*SOURCE MATERIAL:*
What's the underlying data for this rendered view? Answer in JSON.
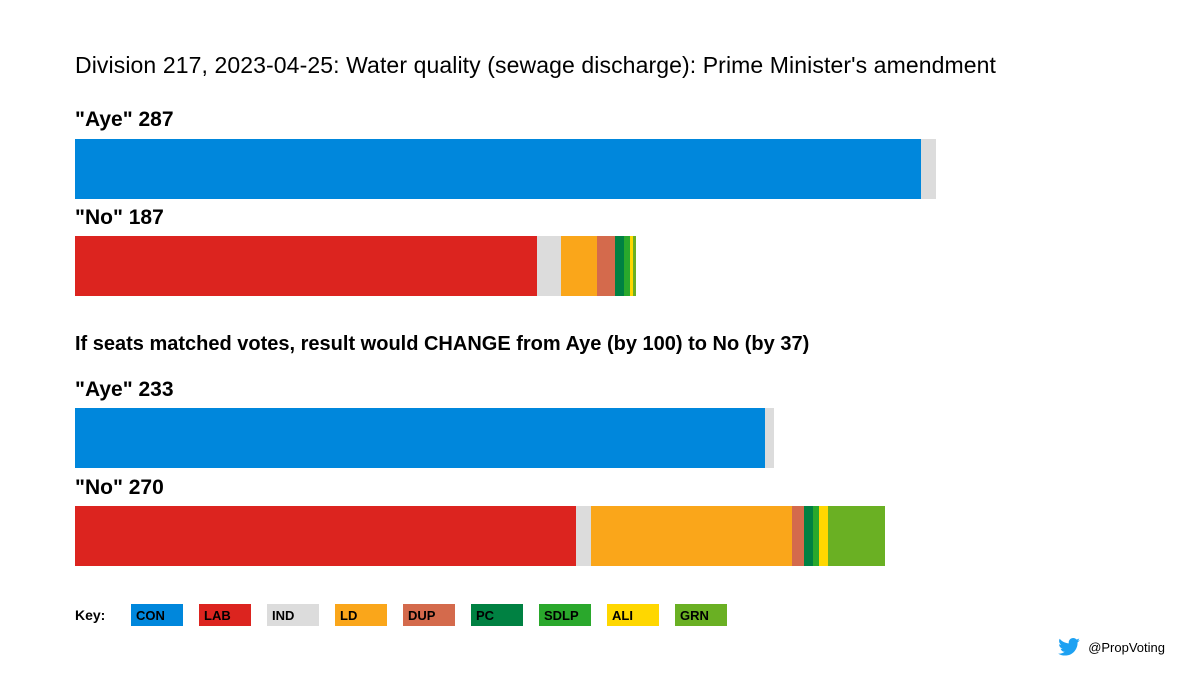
{
  "colors": {
    "CON": "#0087DC",
    "LAB": "#DC241F",
    "IND": "#DCDCDC",
    "LD": "#FAA61A",
    "DUP": "#D46A4C",
    "PC": "#008142",
    "SDLP": "#2AA82C",
    "ALI": "#FFD700",
    "GRN": "#6AB023"
  },
  "twitter": {
    "icon": "twitter-bird-icon",
    "handle": "@PropVoting"
  },
  "chart_data": {
    "type": "bar",
    "orientation": "horizontal-stacked",
    "title": "Division 217, 2023-04-25: Water quality (sewage discharge): Prime Minister's amendment",
    "subtitle": "If seats matched votes, result would CHANGE from Aye (by 100) to No (by 37)",
    "parties": [
      "CON",
      "LAB",
      "IND",
      "LD",
      "DUP",
      "PC",
      "SDLP",
      "ALI",
      "GRN"
    ],
    "key_label": "Key:",
    "panels": [
      {
        "name": "actual",
        "bars": [
          {
            "label": "\"Aye\" 287",
            "total": 287,
            "segments": [
              {
                "party": "CON",
                "value": 282
              },
              {
                "party": "IND",
                "value": 5
              }
            ]
          },
          {
            "label": "\"No\" 187",
            "total": 187,
            "segments": [
              {
                "party": "LAB",
                "value": 154
              },
              {
                "party": "IND",
                "value": 8
              },
              {
                "party": "LD",
                "value": 12
              },
              {
                "party": "DUP",
                "value": 6
              },
              {
                "party": "PC",
                "value": 3
              },
              {
                "party": "SDLP",
                "value": 2
              },
              {
                "party": "ALI",
                "value": 1
              },
              {
                "party": "GRN",
                "value": 1
              }
            ]
          }
        ]
      },
      {
        "name": "proportional",
        "bars": [
          {
            "label": "\"Aye\" 233",
            "total": 233,
            "segments": [
              {
                "party": "CON",
                "value": 230
              },
              {
                "party": "IND",
                "value": 3
              }
            ]
          },
          {
            "label": "\"No\" 270",
            "total": 270,
            "segments": [
              {
                "party": "LAB",
                "value": 167
              },
              {
                "party": "IND",
                "value": 5
              },
              {
                "party": "LD",
                "value": 67
              },
              {
                "party": "DUP",
                "value": 4
              },
              {
                "party": "PC",
                "value": 3
              },
              {
                "party": "SDLP",
                "value": 2
              },
              {
                "party": "ALI",
                "value": 3
              },
              {
                "party": "GRN",
                "value": 19
              }
            ]
          }
        ]
      }
    ],
    "xlim": [
      0,
      287
    ]
  }
}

*WHAT YOU WILL DO:*
Transcribe the full listing above exactly, with the images removed.

*ANSWER TO THE PROBLEM:*
What's the underlying data for this rendered view? Answer in JSON.
{
  "colors": {
    "CON": "#0087DC",
    "LAB": "#DC241F",
    "IND": "#DCDCDC",
    "LD": "#FAA61A",
    "DUP": "#D46A4C",
    "PC": "#008142",
    "SDLP": "#2AA82C",
    "ALI": "#FFD700",
    "GRN": "#6AB023"
  },
  "twitter": {
    "icon": "twitter-bird-icon",
    "handle": "@PropVoting"
  },
  "chart_data": {
    "type": "bar",
    "orientation": "horizontal-stacked",
    "title": "Division 217, 2023-04-25: Water quality (sewage discharge): Prime Minister's amendment",
    "subtitle": "If seats matched votes, result would CHANGE from Aye (by 100) to No (by 37)",
    "parties": [
      "CON",
      "LAB",
      "IND",
      "LD",
      "DUP",
      "PC",
      "SDLP",
      "ALI",
      "GRN"
    ],
    "key_label": "Key:",
    "panels": [
      {
        "name": "actual",
        "bars": [
          {
            "label": "\"Aye\" 287",
            "total": 287,
            "segments": [
              {
                "party": "CON",
                "value": 282
              },
              {
                "party": "IND",
                "value": 5
              }
            ]
          },
          {
            "label": "\"No\" 187",
            "total": 187,
            "segments": [
              {
                "party": "LAB",
                "value": 154
              },
              {
                "party": "IND",
                "value": 8
              },
              {
                "party": "LD",
                "value": 12
              },
              {
                "party": "DUP",
                "value": 6
              },
              {
                "party": "PC",
                "value": 3
              },
              {
                "party": "SDLP",
                "value": 2
              },
              {
                "party": "ALI",
                "value": 1
              },
              {
                "party": "GRN",
                "value": 1
              }
            ]
          }
        ]
      },
      {
        "name": "proportional",
        "bars": [
          {
            "label": "\"Aye\" 233",
            "total": 233,
            "segments": [
              {
                "party": "CON",
                "value": 230
              },
              {
                "party": "IND",
                "value": 3
              }
            ]
          },
          {
            "label": "\"No\" 270",
            "total": 270,
            "segments": [
              {
                "party": "LAB",
                "value": 167
              },
              {
                "party": "IND",
                "value": 5
              },
              {
                "party": "LD",
                "value": 67
              },
              {
                "party": "DUP",
                "value": 4
              },
              {
                "party": "PC",
                "value": 3
              },
              {
                "party": "SDLP",
                "value": 2
              },
              {
                "party": "ALI",
                "value": 3
              },
              {
                "party": "GRN",
                "value": 19
              }
            ]
          }
        ]
      }
    ],
    "xlim": [
      0,
      287
    ]
  }
}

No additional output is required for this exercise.